Start of Dataset excerpts

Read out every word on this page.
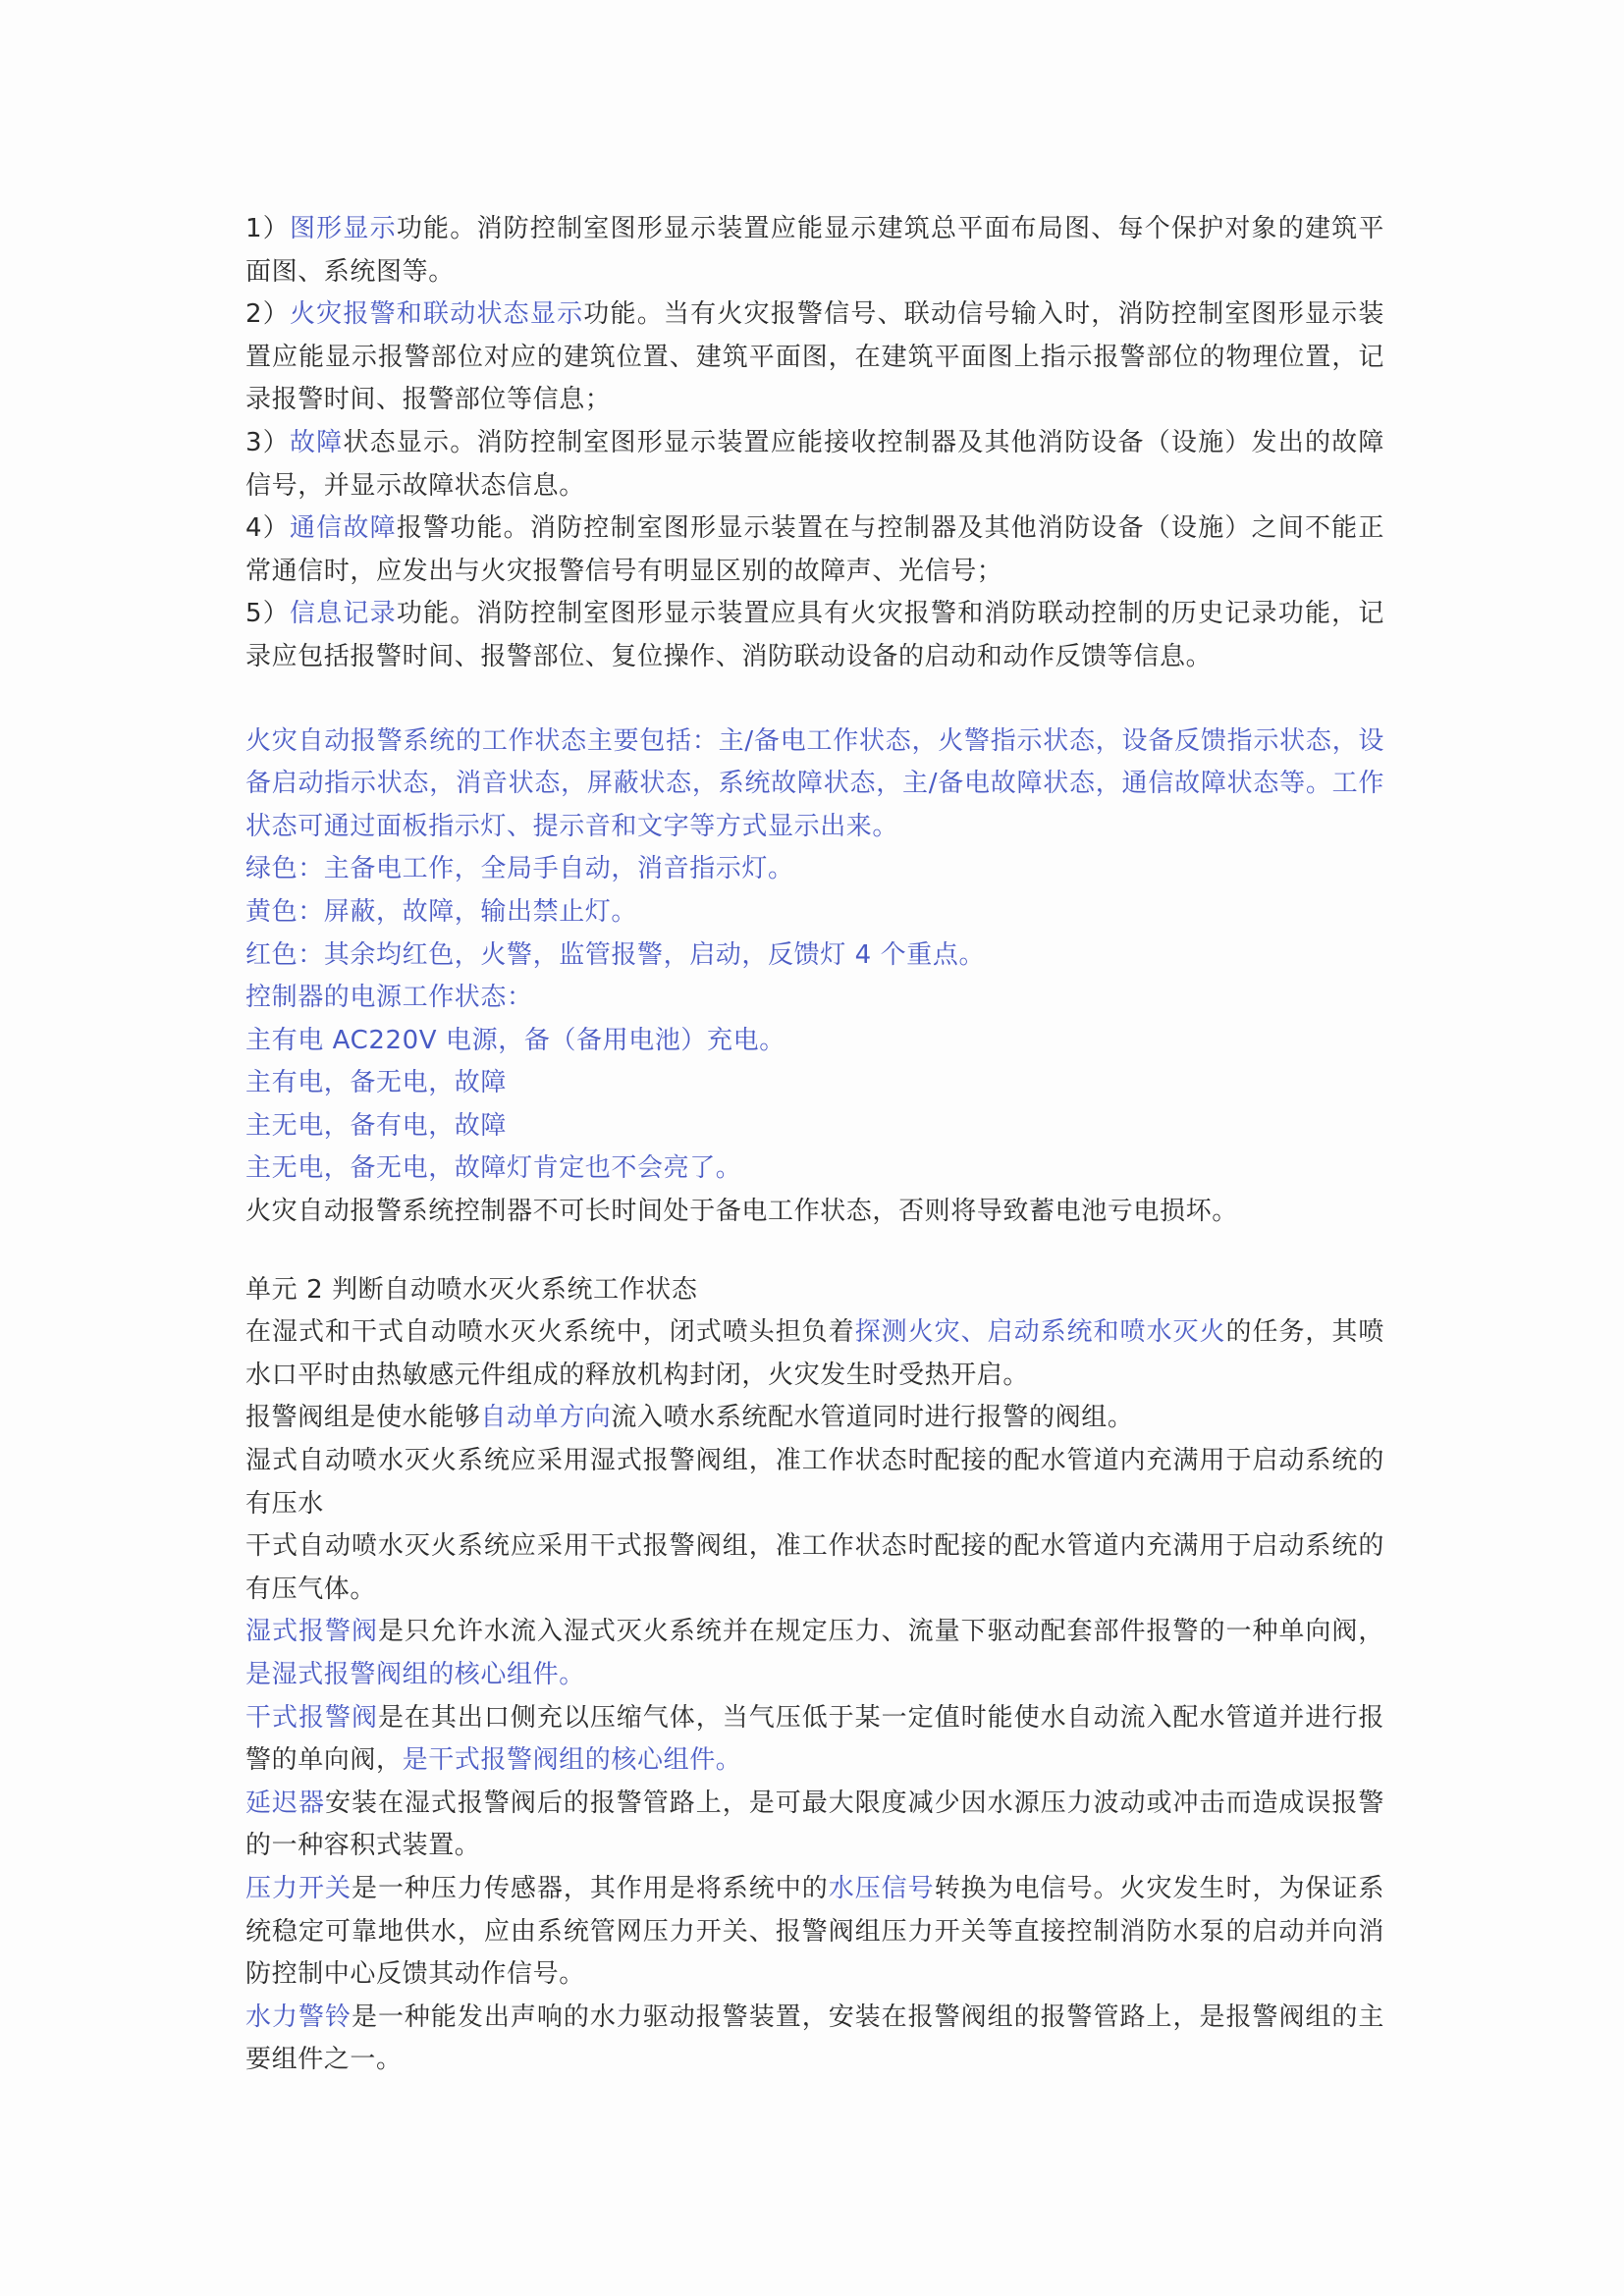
1）图形显示功能。消防控制室图形显示装置应能显示建筑总平面布局图、每个保护对象的建筑平面图、系统图等。

2）火灾报警和联动状态显示功能。当有火灾报警信号、联动信号输入时，消防控制室图形显示装置应能显示报警部位对应的建筑位置、建筑平面图，在建筑平面图上指示报警部位的物理位置，记录报警时间、报警部位等信息；

3）故障状态显示。消防控制室图形显示装置应能接收控制器及其他消防设备（设施）发出的故障信号，并显示故障状态信息。

4）通信故障报警功能。消防控制室图形显示装置在与控制器及其他消防设备（设施）之间不能正常通信时，应发出与火灾报警信号有明显区别的故障声、光信号；

5）信息记录功能。消防控制室图形显示装置应具有火灾报警和消防联动控制的历史记录功能，记录应包括报警时间、报警部位、复位操作、消防联动设备的启动和动作反馈等信息。

火灾自动报警系统的工作状态主要包括：主/备电工作状态，火警指示状态，设备反馈指示状态，设备启动指示状态，消音状态，屏蔽状态，系统故障状态，主/备电故障状态，通信故障状态等。工作状态可通过面板指示灯、提示音和文字等方式显示出来。

绿色：主备电工作，全局手自动，消音指示灯。

黄色：屏蔽，故障，输出禁止灯。

红色：其余均红色，火警，监管报警，启动，反馈灯 4 个重点。

控制器的电源工作状态：

主有电 AC220V 电源，备（备用电池）充电。

主有电，备无电，故障

主无电，备有电，故障

主无电，备无电，故障灯肯定也不会亮了。

火灾自动报警系统控制器不可长时间处于备电工作状态，否则将导致蓄电池亏电损坏。

单元 2 判断自动喷水灭火系统工作状态

在湿式和干式自动喷水灭火系统中，闭式喷头担负着探测火灾、启动系统和喷水灭火的任务，其喷水口平时由热敏感元件组成的释放机构封闭，火灾发生时受热开启。

报警阀组是使水能够自动单方向流入喷水系统配水管道同时进行报警的阀组。

湿式自动喷水灭火系统应采用湿式报警阀组，准工作状态时配接的配水管道内充满用于启动系统的有压水

干式自动喷水灭火系统应采用干式报警阀组，准工作状态时配接的配水管道内充满用于启动系统的有压气体。

湿式报警阀是只允许水流入湿式灭火系统并在规定压力、流量下驱动配套部件报警的一种单向阀，是湿式报警阀组的核心组件。

干式报警阀是在其出口侧充以压缩气体，当气压低于某一定值时能使水自动流入配水管道并进行报警的单向阀，是干式报警阀组的核心组件。

延迟器安装在湿式报警阀后的报警管路上，是可最大限度减少因水源压力波动或冲击而造成误报警的一种容积式装置。

压力开关是一种压力传感器，其作用是将系统中的水压信号转换为电信号。火灾发生时，为保证系统稳定可靠地供水，应由系统管网压力开关、报警阀组压力开关等直接控制消防水泵的启动并向消防控制中心反馈其动作信号。

水力警铃是一种能发出声响的水力驱动报警装置，安装在报警阀组的报警管路上，是报警阀组的主要组件之一。
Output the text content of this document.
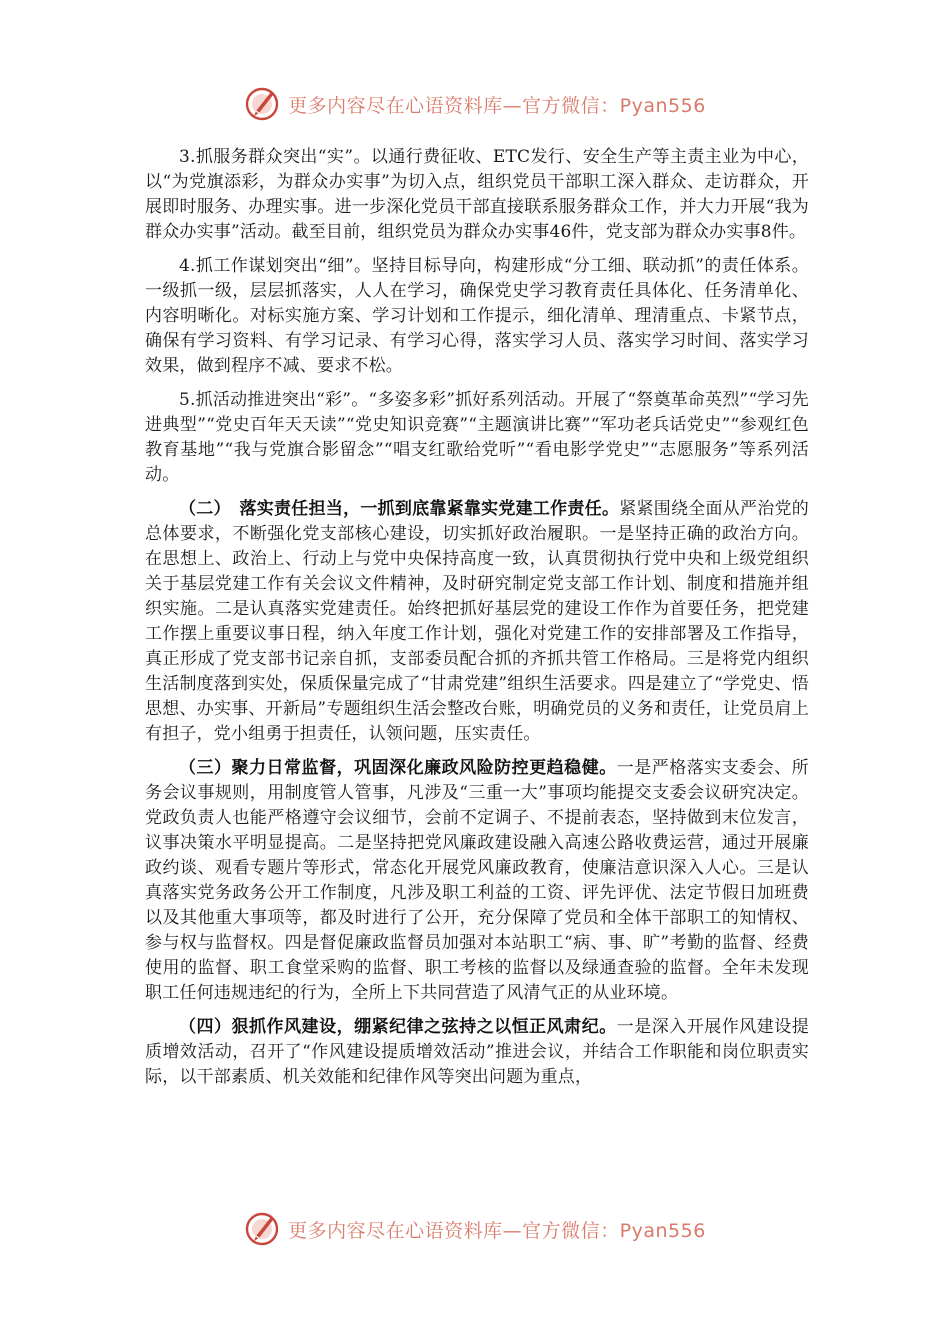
更多内容尽在心语资料库—官方微信：Pyan556

3.抓服务群众突出“实”。以通行费征收、ETC发行、安全生产等主责主业为中心，以“为党旗添彩，为群众办实事”为切入点，组织党员干部职工深入群众、走访群众，开展即时服务、办理实事。进一步深化党员干部直接联系服务群众工作，并大力开展“我为群众办实事”活动。截至目前，组织党员为群众办实事46件，党支部为群众办实事8件。

4.抓工作谋划突出“细”。坚持目标导向，构建形成“分工细、联动抓”的责任体系。一级抓一级，层层抓落实，人人在学习，确保党史学习教育责任具体化、任务清单化、内容明晰化。对标实施方案、学习计划和工作提示，细化清单、理清重点、卡紧节点，确保有学习资料、有学习记录、有学习心得，落实学习人员、落实学习时间、落实学习效果，做到程序不减、要求不松。

5.抓活动推进突出“彩”。“多姿多彩”抓好系列活动。开展了“祭奠革命英烈”“学习先进典型”“党史百年天天读”“党史知识竞赛”“主题演讲比赛”“军功老兵话党史”“参观红色教育基地”“我与党旗合影留念”“唱支红歌给党听”“看电影学党史”“志愿服务”等系列活动。

（二）　落实责任担当，一抓到底靠紧靠实党建工作责任。紧紧围绕全面从严治党的总体要求，不断强化党支部核心建设，切实抓好政治履职。一是坚持正确的政治方向。在思想上、政治上、行动上与党中央保持高度一致，认真贯彻执行党中央和上级党组织关于基层党建工作有关会议文件精神，及时研究制定党支部工作计划、制度和措施并组织实施。二是认真落实党建责任。始终把抓好基层党的建设工作作为首要任务，把党建工作摆上重要议事日程，纳入年度工作计划，强化对党建工作的安排部署及工作指导，真正形成了党支部书记亲自抓，支部委员配合抓的齐抓共管工作格局。三是将党内组织生活制度落到实处，保质保量完成了“甘肃党建”组织生活要求。四是建立了“学党史、悟思想、办实事、开新局”专题组织生活会整改台账，明确党员的义务和责任，让党员肩上有担子，党小组勇于担责任，认领问题，压实责任。

（三）聚力日常监督，巩固深化廉政风险防控更趋稳健。一是严格落实支委会、所务会议事规则，用制度管人管事，凡涉及“三重一大”事项均能提交支委会议研究决定。党政负责人也能严格遵守会议细节，会前不定调子、不提前表态，坚持做到末位发言，议事决策水平明显提高。二是坚持把党风廉政建设融入高速公路收费运营，通过开展廉政约谈、观看专题片等形式，常态化开展党风廉政教育，使廉洁意识深入人心。三是认真落实党务政务公开工作制度，凡涉及职工利益的工资、评先评优、法定节假日加班费以及其他重大事项等，都及时进行了公开，充分保障了党员和全体干部职工的知情权、参与权与监督权。四是督促廉政监督员加强对本站职工“病、事、旷”考勤的监督、经费使用的监督、职工食堂采购的监督、职工考核的监督以及绿通查验的监督。全年未发现职工任何违规违纪的行为，全所上下共同营造了风清气正的从业环境。

（四）狠抓作风建设，绷紧纪律之弦持之以恒正风肃纪。一是深入开展作风建设提质增效活动，召开了“作风建设提质增效活动”推进会议，并结合工作职能和岗位职责实际，以干部素质、机关效能和纪律作风等突出问题为重点，

更多内容尽在心语资料库—官方微信：Pyan556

End of Dataset excerpts

## Directions for this task
Transcribe every record above exactly, leaving out the pictures.

## Result of the task
Read out every word on this page.
1）图形显示功能。消防控制室图形显示装置应能显示建筑总平面布局图、每个保护对象的建筑平面图、系统图等。

2）火灾报警和联动状态显示功能。当有火灾报警信号、联动信号输入时，消防控制室图形显示装置应能显示报警部位对应的建筑位置、建筑平面图，在建筑平面图上指示报警部位的物理位置，记录报警时间、报警部位等信息；

3）故障状态显示。消防控制室图形显示装置应能接收控制器及其他消防设备（设施）发出的故障信号，并显示故障状态信息。

4）通信故障报警功能。消防控制室图形显示装置在与控制器及其他消防设备（设施）之间不能正常通信时，应发出与火灾报警信号有明显区别的故障声、光信号；

5）信息记录功能。消防控制室图形显示装置应具有火灾报警和消防联动控制的历史记录功能，记录应包括报警时间、报警部位、复位操作、消防联动设备的启动和动作反馈等信息。

火灾自动报警系统的工作状态主要包括：主/备电工作状态，火警指示状态，设备反馈指示状态，设备启动指示状态，消音状态，屏蔽状态，系统故障状态，主/备电故障状态，通信故障状态等。工作状态可通过面板指示灯、提示音和文字等方式显示出来。

绿色：主备电工作，全局手自动，消音指示灯。

黄色：屏蔽，故障，输出禁止灯。

红色：其余均红色，火警，监管报警，启动，反馈灯 4 个重点。

控制器的电源工作状态：

主有电 AC220V 电源，备（备用电池）充电。

主有电，备无电，故障

主无电，备有电，故障

主无电，备无电，故障灯肯定也不会亮了。

火灾自动报警系统控制器不可长时间处于备电工作状态，否则将导致蓄电池亏电损坏。

单元 2 判断自动喷水灭火系统工作状态

在湿式和干式自动喷水灭火系统中，闭式喷头担负着探测火灾、启动系统和喷水灭火的任务，其喷水口平时由热敏感元件组成的释放机构封闭，火灾发生时受热开启。

报警阀组是使水能够自动单方向流入喷水系统配水管道同时进行报警的阀组。

湿式自动喷水灭火系统应采用湿式报警阀组，准工作状态时配接的配水管道内充满用于启动系统的有压水

干式自动喷水灭火系统应采用干式报警阀组，准工作状态时配接的配水管道内充满用于启动系统的有压气体。

湿式报警阀是只允许水流入湿式灭火系统并在规定压力、流量下驱动配套部件报警的一种单向阀，是湿式报警阀组的核心组件。

干式报警阀是在其出口侧充以压缩气体，当气压低于某一定值时能使水自动流入配水管道并进行报警的单向阀，是干式报警阀组的核心组件。

延迟器安装在湿式报警阀后的报警管路上，是可最大限度减少因水源压力波动或冲击而造成误报警的一种容积式装置。

压力开关是一种压力传感器，其作用是将系统中的水压信号转换为电信号。火灾发生时，为保证系统稳定可靠地供水，应由系统管网压力开关、报警阀组压力开关等直接控制消防水泵的启动并向消防控制中心反馈其动作信号。

水力警铃是一种能发出声响的水力驱动报警装置，安装在报警阀组的报警管路上，是报警阀组的主要组件之一。
Output the text content of this document.
更多内容尽在心语资料库—官方微信：Pyan556

3.抓服务群众突出“实”。以通行费征收、ETC发行、安全生产等主责主业为中心，以“为党旗添彩，为群众办实事”为切入点，组织党员干部职工深入群众、走访群众，开展即时服务、办理实事。进一步深化党员干部直接联系服务群众工作，并大力开展“我为群众办实事”活动。截至目前，组织党员为群众办实事46件，党支部为群众办实事8件。

4.抓工作谋划突出“细”。坚持目标导向，构建形成“分工细、联动抓”的责任体系。一级抓一级，层层抓落实，人人在学习，确保党史学习教育责任具体化、任务清单化、内容明晰化。对标实施方案、学习计划和工作提示，细化清单、理清重点、卡紧节点，确保有学习资料、有学习记录、有学习心得，落实学习人员、落实学习时间、落实学习效果，做到程序不减、要求不松。

5.抓活动推进突出“彩”。“多姿多彩”抓好系列活动。开展了“祭奠革命英烈”“学习先进典型”“党史百年天天读”“党史知识竞赛”“主题演讲比赛”“军功老兵话党史”“参观红色教育基地”“我与党旗合影留念”“唱支红歌给党听”“看电影学党史”“志愿服务”等系列活动。

（二）　落实责任担当，一抓到底靠紧靠实党建工作责任。紧紧围绕全面从严治党的总体要求，不断强化党支部核心建设，切实抓好政治履职。一是坚持正确的政治方向。在思想上、政治上、行动上与党中央保持高度一致，认真贯彻执行党中央和上级党组织关于基层党建工作有关会议文件精神，及时研究制定党支部工作计划、制度和措施并组织实施。二是认真落实党建责任。始终把抓好基层党的建设工作作为首要任务，把党建工作摆上重要议事日程，纳入年度工作计划，强化对党建工作的安排部署及工作指导，真正形成了党支部书记亲自抓，支部委员配合抓的齐抓共管工作格局。三是将党内组织生活制度落到实处，保质保量完成了“甘肃党建”组织生活要求。四是建立了“学党史、悟思想、办实事、开新局”专题组织生活会整改台账，明确党员的义务和责任，让党员肩上有担子，党小组勇于担责任，认领问题，压实责任。

（三）聚力日常监督，巩固深化廉政风险防控更趋稳健。一是严格落实支委会、所务会议事规则，用制度管人管事，凡涉及“三重一大”事项均能提交支委会议研究决定。党政负责人也能严格遵守会议细节，会前不定调子、不提前表态，坚持做到末位发言，议事决策水平明显提高。二是坚持把党风廉政建设融入高速公路收费运营，通过开展廉政约谈、观看专题片等形式，常态化开展党风廉政教育，使廉洁意识深入人心。三是认真落实党务政务公开工作制度，凡涉及职工利益的工资、评先评优、法定节假日加班费以及其他重大事项等，都及时进行了公开，充分保障了党员和全体干部职工的知情权、参与权与监督权。四是督促廉政监督员加强对本站职工“病、事、旷”考勤的监督、经费使用的监督、职工食堂采购的监督、职工考核的监督以及绿通查验的监督。全年未发现职工任何违规违纪的行为，全所上下共同营造了风清气正的从业环境。

（四）狠抓作风建设，绷紧纪律之弦持之以恒正风肃纪。一是深入开展作风建设提质增效活动，召开了“作风建设提质增效活动”推进会议，并结合工作职能和岗位职责实际，以干部素质、机关效能和纪律作风等突出问题为重点，

更多内容尽在心语资料库—官方微信：Pyan556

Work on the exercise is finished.